** BEGIN **

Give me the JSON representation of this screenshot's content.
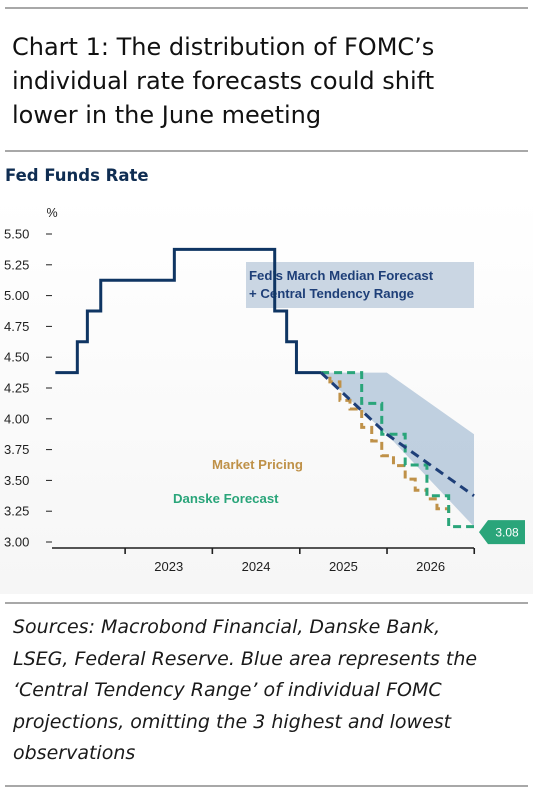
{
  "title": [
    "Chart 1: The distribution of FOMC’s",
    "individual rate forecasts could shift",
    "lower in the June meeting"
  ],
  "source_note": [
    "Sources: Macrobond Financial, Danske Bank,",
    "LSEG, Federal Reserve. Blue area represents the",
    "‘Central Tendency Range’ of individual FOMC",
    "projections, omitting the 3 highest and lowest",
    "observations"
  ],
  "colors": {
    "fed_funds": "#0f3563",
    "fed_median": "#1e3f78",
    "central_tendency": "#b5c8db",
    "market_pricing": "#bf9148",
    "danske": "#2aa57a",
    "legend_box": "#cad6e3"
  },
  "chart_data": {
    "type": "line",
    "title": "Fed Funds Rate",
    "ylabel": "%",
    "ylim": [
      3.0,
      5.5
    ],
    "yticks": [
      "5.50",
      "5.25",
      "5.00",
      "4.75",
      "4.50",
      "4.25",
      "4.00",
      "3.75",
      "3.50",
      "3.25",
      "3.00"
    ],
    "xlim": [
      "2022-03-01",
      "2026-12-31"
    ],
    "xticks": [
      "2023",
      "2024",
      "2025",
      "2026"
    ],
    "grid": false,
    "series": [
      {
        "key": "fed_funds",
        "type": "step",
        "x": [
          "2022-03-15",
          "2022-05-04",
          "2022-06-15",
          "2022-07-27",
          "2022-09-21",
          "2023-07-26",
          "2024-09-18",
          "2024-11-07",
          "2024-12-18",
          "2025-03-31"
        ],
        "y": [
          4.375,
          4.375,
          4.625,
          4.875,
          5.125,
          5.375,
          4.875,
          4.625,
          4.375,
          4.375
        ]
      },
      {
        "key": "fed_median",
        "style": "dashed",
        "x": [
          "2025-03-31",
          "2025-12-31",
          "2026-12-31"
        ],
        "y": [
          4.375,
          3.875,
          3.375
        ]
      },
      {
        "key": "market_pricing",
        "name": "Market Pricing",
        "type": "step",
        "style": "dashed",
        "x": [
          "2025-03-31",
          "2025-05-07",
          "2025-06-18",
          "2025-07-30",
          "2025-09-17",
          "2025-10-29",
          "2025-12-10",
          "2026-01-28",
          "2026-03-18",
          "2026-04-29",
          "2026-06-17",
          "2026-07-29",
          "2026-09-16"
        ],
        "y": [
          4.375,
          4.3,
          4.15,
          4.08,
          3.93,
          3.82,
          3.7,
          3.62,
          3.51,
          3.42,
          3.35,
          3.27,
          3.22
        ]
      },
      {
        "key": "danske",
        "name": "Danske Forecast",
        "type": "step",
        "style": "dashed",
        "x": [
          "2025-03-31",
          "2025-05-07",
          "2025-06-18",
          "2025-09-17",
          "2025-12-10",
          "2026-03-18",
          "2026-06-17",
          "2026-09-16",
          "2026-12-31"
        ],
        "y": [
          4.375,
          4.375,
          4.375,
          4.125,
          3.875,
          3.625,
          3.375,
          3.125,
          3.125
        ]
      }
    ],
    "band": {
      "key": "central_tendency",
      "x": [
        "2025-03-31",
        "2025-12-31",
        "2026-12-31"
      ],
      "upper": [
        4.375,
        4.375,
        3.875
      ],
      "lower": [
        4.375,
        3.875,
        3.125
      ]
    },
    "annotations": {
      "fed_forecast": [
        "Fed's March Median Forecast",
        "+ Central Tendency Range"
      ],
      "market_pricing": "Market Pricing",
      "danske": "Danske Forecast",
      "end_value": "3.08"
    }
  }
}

** END **

Written problem:
Copy each line above where the string "FOMC" occurs.

Response for this exercise:
    "Chart 1: The distribution of FOMC’s",
    "‘Central Tendency Range’ of individual FOMC",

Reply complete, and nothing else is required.